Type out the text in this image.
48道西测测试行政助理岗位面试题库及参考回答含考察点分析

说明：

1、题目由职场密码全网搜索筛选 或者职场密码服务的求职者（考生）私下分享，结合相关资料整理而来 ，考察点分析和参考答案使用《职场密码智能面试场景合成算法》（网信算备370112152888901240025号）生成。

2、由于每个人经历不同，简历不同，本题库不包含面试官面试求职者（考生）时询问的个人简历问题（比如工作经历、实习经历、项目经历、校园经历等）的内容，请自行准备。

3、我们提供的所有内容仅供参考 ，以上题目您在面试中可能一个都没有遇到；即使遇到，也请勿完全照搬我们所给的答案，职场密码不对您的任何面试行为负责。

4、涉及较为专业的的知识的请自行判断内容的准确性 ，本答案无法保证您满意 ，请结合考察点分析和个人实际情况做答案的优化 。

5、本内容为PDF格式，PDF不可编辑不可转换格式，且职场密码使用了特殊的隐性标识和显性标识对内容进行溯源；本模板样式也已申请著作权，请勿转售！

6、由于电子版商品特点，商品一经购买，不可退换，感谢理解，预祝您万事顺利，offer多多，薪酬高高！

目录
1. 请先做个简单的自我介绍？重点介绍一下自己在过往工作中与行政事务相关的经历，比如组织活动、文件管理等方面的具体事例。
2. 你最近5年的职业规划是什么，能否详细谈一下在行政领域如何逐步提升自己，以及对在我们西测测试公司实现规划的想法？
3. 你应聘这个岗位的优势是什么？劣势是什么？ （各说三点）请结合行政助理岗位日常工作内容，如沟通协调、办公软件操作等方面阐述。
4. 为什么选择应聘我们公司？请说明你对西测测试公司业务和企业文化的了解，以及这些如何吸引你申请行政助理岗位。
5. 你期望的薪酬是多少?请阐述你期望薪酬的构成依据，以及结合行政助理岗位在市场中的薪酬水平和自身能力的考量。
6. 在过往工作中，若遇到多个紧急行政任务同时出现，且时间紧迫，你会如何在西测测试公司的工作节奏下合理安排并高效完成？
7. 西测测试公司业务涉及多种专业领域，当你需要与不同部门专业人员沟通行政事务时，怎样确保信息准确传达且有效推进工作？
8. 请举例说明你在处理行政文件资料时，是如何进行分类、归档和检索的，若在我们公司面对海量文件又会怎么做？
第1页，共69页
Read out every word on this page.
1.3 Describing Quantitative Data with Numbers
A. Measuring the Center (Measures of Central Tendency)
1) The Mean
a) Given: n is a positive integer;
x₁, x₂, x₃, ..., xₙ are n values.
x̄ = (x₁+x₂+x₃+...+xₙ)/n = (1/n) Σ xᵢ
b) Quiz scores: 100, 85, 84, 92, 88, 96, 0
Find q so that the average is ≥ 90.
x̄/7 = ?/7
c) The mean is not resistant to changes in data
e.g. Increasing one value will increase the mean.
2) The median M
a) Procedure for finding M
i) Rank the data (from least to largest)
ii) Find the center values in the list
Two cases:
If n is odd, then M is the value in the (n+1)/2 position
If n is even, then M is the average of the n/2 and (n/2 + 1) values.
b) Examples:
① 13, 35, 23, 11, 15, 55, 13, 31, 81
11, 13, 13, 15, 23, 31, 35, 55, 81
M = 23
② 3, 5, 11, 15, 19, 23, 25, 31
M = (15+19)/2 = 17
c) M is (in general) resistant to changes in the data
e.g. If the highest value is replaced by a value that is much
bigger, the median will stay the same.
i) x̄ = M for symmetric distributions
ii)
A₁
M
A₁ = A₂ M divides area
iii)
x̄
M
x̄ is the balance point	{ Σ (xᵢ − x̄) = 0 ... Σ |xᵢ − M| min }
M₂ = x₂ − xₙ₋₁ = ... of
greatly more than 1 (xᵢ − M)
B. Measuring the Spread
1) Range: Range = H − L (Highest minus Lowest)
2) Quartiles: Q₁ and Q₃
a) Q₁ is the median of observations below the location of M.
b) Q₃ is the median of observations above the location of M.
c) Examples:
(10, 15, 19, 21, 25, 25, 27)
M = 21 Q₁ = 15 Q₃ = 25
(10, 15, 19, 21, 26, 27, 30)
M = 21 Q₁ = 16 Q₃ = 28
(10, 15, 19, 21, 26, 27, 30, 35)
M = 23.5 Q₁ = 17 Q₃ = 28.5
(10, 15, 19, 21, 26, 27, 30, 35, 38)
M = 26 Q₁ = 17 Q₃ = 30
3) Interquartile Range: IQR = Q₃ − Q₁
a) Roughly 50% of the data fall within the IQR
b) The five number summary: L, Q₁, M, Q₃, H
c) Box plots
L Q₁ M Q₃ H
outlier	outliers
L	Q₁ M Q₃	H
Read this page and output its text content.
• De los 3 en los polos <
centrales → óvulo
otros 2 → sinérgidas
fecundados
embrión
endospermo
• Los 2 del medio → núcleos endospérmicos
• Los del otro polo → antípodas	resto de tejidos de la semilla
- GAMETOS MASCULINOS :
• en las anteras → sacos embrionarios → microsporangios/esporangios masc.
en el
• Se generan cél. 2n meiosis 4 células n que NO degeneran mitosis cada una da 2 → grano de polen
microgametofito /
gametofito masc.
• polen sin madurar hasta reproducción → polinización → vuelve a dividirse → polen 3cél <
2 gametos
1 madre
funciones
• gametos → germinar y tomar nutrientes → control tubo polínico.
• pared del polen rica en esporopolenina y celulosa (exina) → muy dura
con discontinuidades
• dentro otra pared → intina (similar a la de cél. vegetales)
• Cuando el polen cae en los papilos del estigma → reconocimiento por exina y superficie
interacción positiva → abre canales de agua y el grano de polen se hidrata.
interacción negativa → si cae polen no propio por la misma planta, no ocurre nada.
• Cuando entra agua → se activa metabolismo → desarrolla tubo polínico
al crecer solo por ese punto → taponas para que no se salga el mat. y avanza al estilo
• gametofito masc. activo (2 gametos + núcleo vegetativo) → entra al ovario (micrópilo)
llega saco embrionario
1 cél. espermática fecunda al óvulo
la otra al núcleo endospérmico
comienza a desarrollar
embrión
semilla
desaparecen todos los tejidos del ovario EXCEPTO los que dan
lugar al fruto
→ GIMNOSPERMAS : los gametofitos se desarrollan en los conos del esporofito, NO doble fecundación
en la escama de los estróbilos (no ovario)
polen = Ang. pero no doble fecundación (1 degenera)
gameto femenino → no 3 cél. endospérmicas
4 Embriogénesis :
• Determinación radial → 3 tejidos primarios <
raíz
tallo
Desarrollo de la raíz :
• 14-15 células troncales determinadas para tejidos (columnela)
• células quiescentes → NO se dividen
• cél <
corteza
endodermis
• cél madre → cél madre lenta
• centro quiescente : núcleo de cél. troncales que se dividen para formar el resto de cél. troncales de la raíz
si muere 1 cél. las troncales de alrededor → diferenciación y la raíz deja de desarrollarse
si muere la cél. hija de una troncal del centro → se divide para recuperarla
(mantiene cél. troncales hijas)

········

• _YOUR TASK_: Select every line in the records above that contains the word "this".

• _SOLVED EXERCISE_:
Type out the text in this image.
Read out every word on this page.
Read this page and output its text content.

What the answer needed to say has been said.